* PROBLEM DESCRIPTION: Copy every line in the records below that contains the word "menu".

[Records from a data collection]
Begin

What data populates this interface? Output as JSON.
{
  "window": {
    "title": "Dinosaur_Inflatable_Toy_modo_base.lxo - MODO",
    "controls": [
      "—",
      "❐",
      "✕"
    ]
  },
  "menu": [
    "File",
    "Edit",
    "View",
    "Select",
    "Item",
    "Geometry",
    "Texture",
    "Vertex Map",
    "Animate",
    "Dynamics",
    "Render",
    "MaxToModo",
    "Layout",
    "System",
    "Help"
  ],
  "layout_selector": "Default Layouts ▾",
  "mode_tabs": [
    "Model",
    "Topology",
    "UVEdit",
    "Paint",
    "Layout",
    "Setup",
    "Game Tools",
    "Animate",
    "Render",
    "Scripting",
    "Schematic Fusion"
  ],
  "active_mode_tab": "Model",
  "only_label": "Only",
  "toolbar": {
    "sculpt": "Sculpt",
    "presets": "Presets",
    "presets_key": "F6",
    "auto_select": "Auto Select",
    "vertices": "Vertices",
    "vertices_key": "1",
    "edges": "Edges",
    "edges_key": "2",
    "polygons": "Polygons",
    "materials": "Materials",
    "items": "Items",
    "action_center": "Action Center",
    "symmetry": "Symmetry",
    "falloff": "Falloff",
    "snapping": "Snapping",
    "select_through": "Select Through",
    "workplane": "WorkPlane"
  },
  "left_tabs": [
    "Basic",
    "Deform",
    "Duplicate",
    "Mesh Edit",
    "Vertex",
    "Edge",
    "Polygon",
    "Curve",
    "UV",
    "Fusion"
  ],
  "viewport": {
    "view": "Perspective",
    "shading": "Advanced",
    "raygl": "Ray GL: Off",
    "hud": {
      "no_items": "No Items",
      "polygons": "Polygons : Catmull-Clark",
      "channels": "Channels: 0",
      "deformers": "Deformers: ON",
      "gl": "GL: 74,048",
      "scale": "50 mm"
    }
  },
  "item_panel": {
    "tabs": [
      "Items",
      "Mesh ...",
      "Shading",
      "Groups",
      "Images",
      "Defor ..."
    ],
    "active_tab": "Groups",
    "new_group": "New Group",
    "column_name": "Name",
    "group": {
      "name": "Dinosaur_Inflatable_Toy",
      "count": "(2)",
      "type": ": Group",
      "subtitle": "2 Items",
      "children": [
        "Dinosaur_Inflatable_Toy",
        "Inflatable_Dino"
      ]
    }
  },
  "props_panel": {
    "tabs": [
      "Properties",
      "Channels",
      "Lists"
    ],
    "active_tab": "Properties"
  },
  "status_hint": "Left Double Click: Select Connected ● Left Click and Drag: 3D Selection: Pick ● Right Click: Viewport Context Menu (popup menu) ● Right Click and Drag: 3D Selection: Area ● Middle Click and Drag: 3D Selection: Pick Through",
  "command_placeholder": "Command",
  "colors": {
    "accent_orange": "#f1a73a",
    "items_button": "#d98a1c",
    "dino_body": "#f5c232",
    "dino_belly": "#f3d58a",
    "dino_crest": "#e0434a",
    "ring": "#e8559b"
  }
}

End

* OUTPUT OF THE TASK:
  "menu": [
  "status_hint": "Left Double Click: Select Connected ● Left Click and Drag: 3D Selection: Pick ● Right Click: Viewport Context Menu (popup menu) ● Right Click and Drag: 3D Selection: Area ● Middle Click and Drag: 3D Selection: Pick Through",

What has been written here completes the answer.